**What is being asked**
Transcribe every line exactly and omit anything that is a picture.

**Provided records**
------
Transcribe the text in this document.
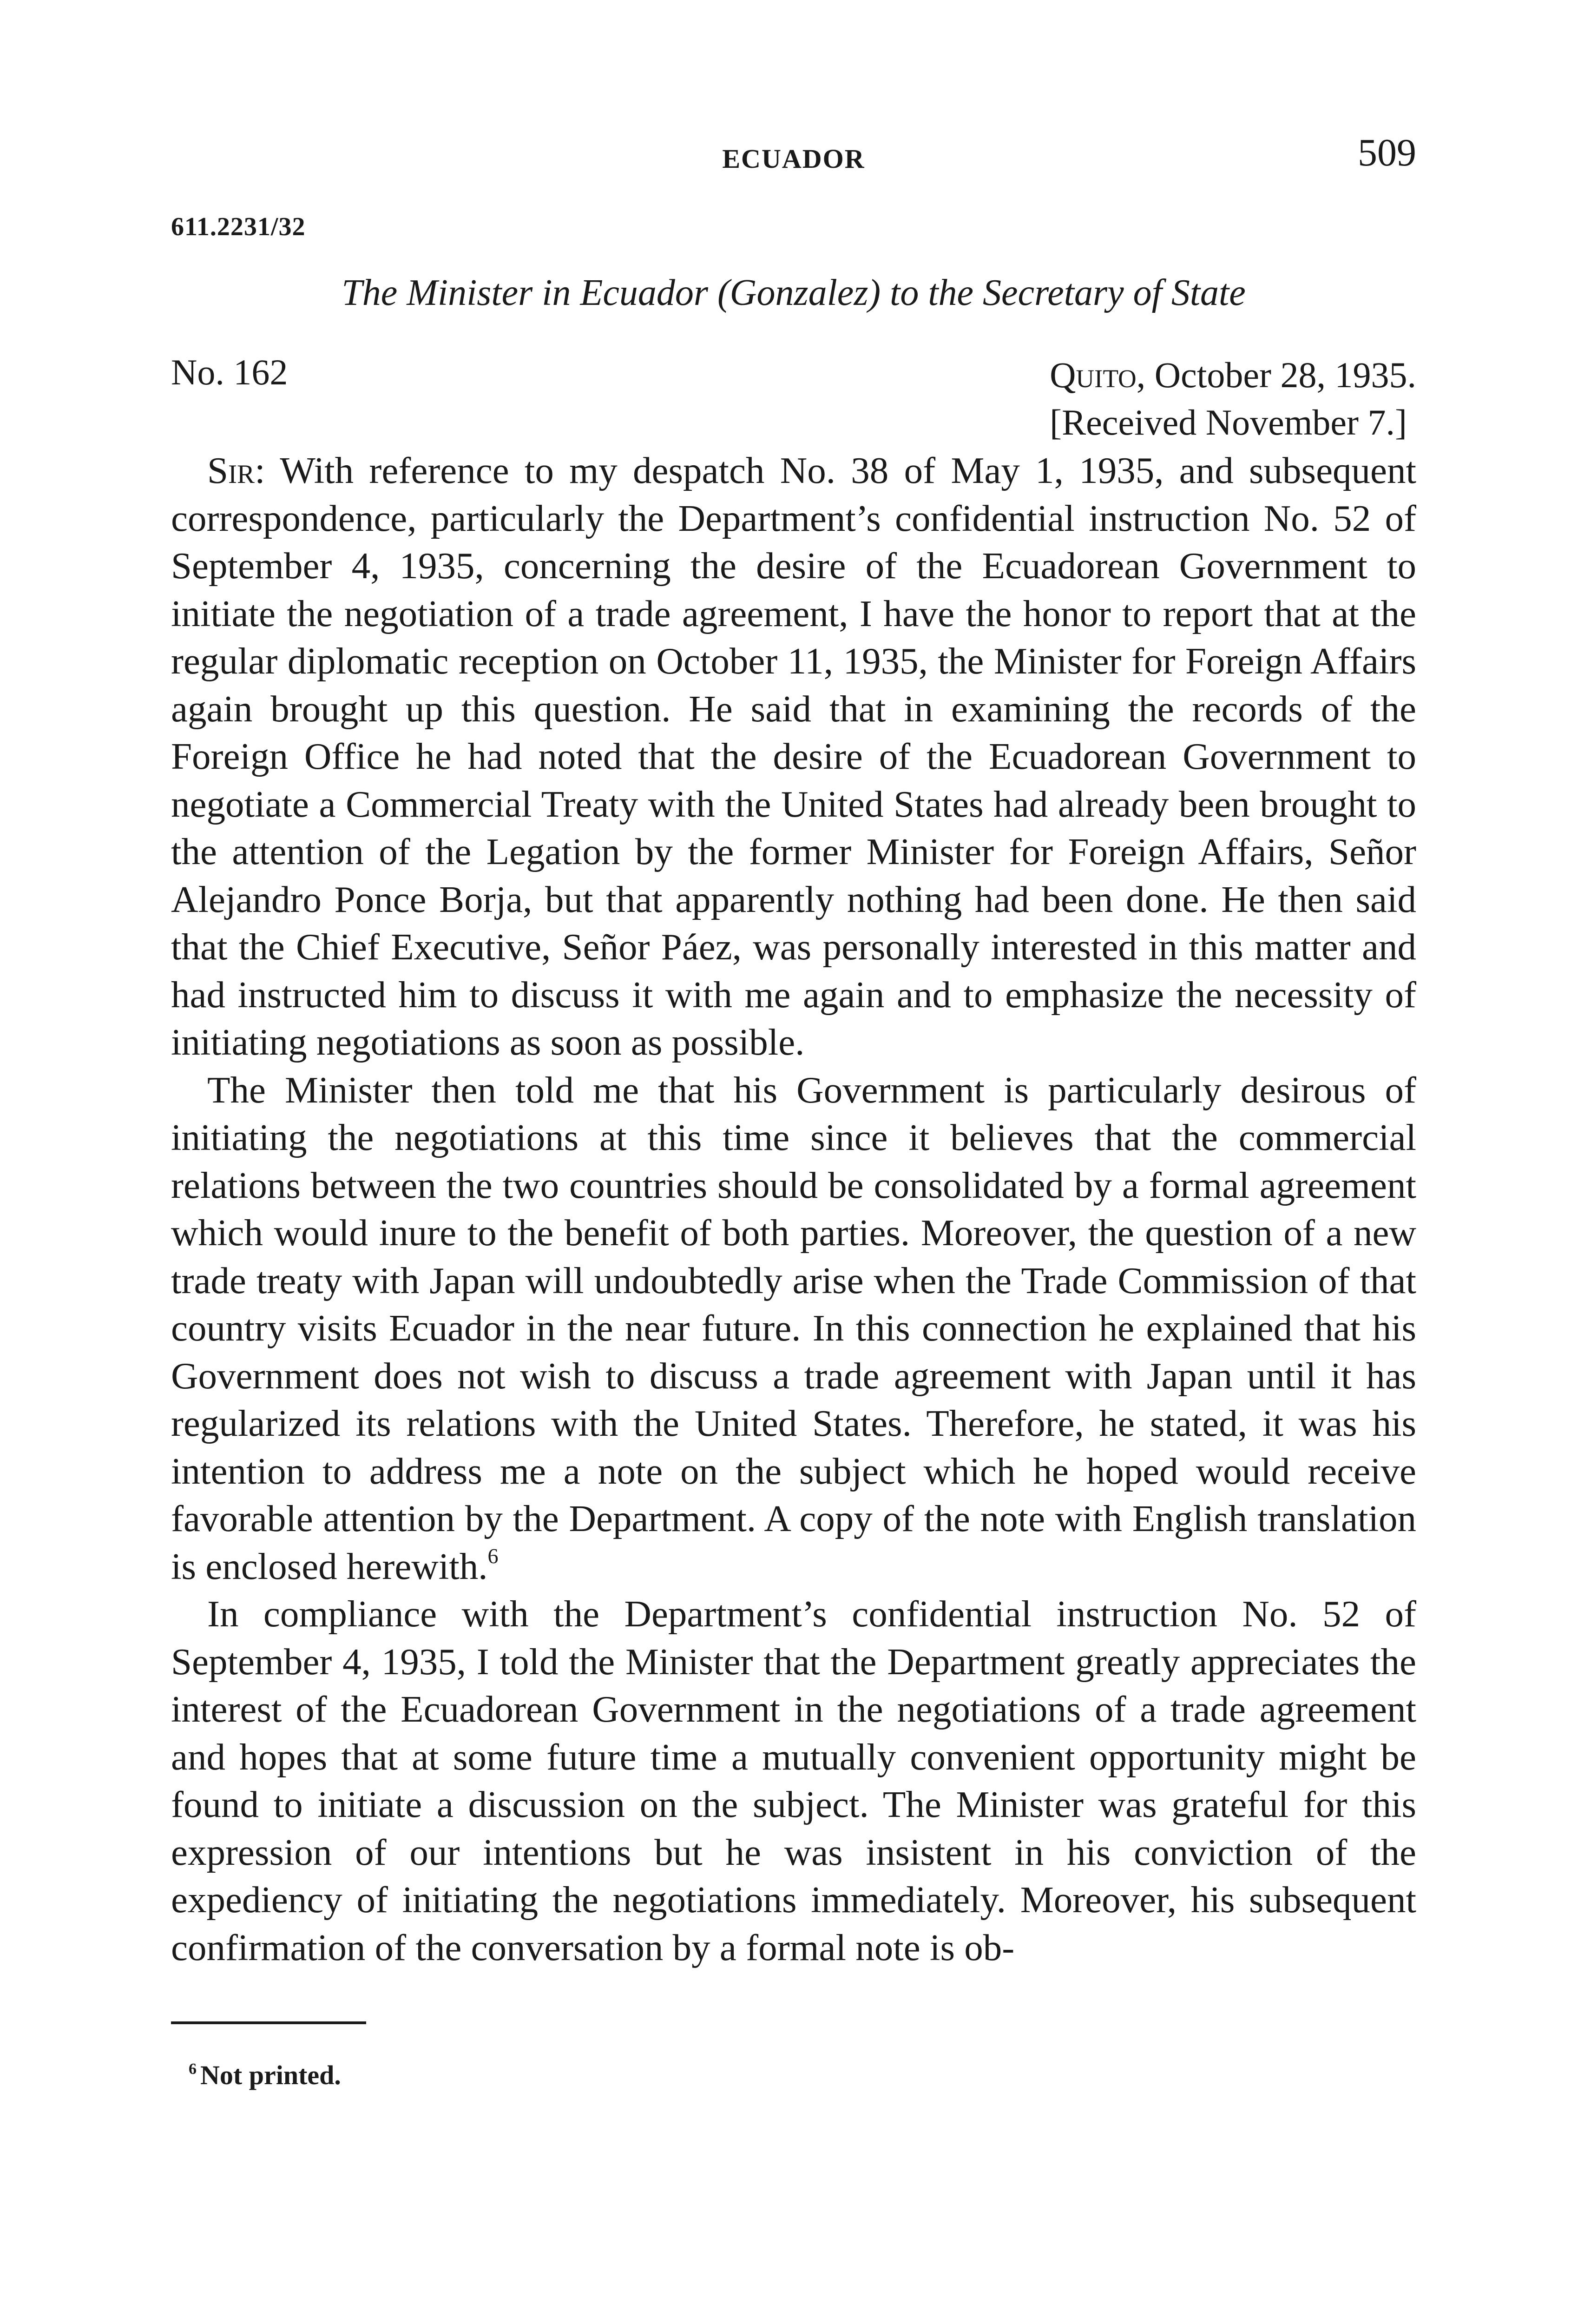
ECUADOR	509
611.2231/32
The Minister in Ecuador (Gonzalez) to the Secretary of State
No. 162	Quito, October 28, 1935.
[Received November 7.]

Sir: With reference to my despatch No. 38 of May 1, 1935, and subsequent correspondence, particularly the Department’s confidential instruction No. 52 of September 4, 1935, concerning the desire of the Ecuadorean Government to initiate the negotiation of a trade agreement, I have the honor to report that at the regular diplomatic reception on October 11, 1935, the Minister for Foreign Affairs again brought up this question. He said that in examining the records of the Foreign Office he had noted that the desire of the Ecuadorean Government to negotiate a Commercial Treaty with the United States had already been brought to the attention of the Legation by the former Minister for Foreign Affairs, Señor Alejandro Ponce Borja, but that apparently nothing had been done. He then said that the Chief Executive, Señor Páez, was personally interested in this matter and had instructed him to discuss it with me again and to emphasize the necessity of initiating negotiations as soon as possible.

The Minister then told me that his Government is particularly desirous of initiating the negotiations at this time since it believes that the commercial relations between the two countries should be consolidated by a formal agreement which would inure to the benefit of both parties. Moreover, the question of a new trade treaty with Japan will undoubtedly arise when the Trade Commission of that country visits Ecuador in the near future. In this connection he explained that his Government does not wish to discuss a trade agreement with Japan until it has regularized its relations with the United States. Therefore, he stated, it was his intention to address me a note on the subject which he hoped would receive favorable attention by the Department. A copy of the note with English translation is enclosed herewith.$^6$

In compliance with the Department’s confidential instruction No. 52 of September 4, 1935, I told the Minister that the Department greatly appreciates the interest of the Ecuadorean Government in the negotiations of a trade agreement and hopes that at some future time a mutually convenient opportunity might be found to initiate a discussion on the subject. The Minister was grateful for this expression of our intentions but he was insistent in his conviction of the expediency of initiating the negotiations immediately. Moreover, his subsequent confirmation of the conversation by a formal note is ob-

$^6$ Not printed.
------
**Correct response**
Transcribe the text in this document.
ECUADOR	509
611.2231/32
The Minister in Ecuador (Gonzalez) to the Secretary of State
No. 162	Quito, October 28, 1935.
[Received November 7.]

Sir: With reference to my despatch No. 38 of May 1, 1935, and subsequent correspondence, particularly the Department’s confidential instruction No. 52 of September 4, 1935, concerning the desire of the Ecuadorean Government to initiate the negotiation of a trade agreement, I have the honor to report that at the regular diplomatic reception on October 11, 1935, the Minister for Foreign Affairs again brought up this question. He said that in examining the records of the Foreign Office he had noted that the desire of the Ecuadorean Government to negotiate a Commercial Treaty with the United States had already been brought to the attention of the Legation by the former Minister for Foreign Affairs, Señor Alejandro Ponce Borja, but that apparently nothing had been done. He then said that the Chief Executive, Señor Páez, was personally interested in this matter and had instructed him to discuss it with me again and to emphasize the necessity of initiating negotiations as soon as possible.

The Minister then told me that his Government is particularly desirous of initiating the negotiations at this time since it believes that the commercial relations between the two countries should be consolidated by a formal agreement which would inure to the benefit of both parties. Moreover, the question of a new trade treaty with Japan will undoubtedly arise when the Trade Commission of that country visits Ecuador in the near future. In this connection he explained that his Government does not wish to discuss a trade agreement with Japan until it has regularized its relations with the United States. Therefore, he stated, it was his intention to address me a note on the subject which he hoped would receive favorable attention by the Department. A copy of the note with English translation is enclosed herewith.$^6$

In compliance with the Department’s confidential instruction No. 52 of September 4, 1935, I told the Minister that the Department greatly appreciates the interest of the Ecuadorean Government in the negotiations of a trade agreement and hopes that at some future time a mutually convenient opportunity might be found to initiate a discussion on the subject. The Minister was grateful for this expression of our intentions but he was insistent in his conviction of the expediency of initiating the negotiations immediately. Moreover, his subsequent confirmation of the conversation by a formal note is ob-

$^6$ Not printed.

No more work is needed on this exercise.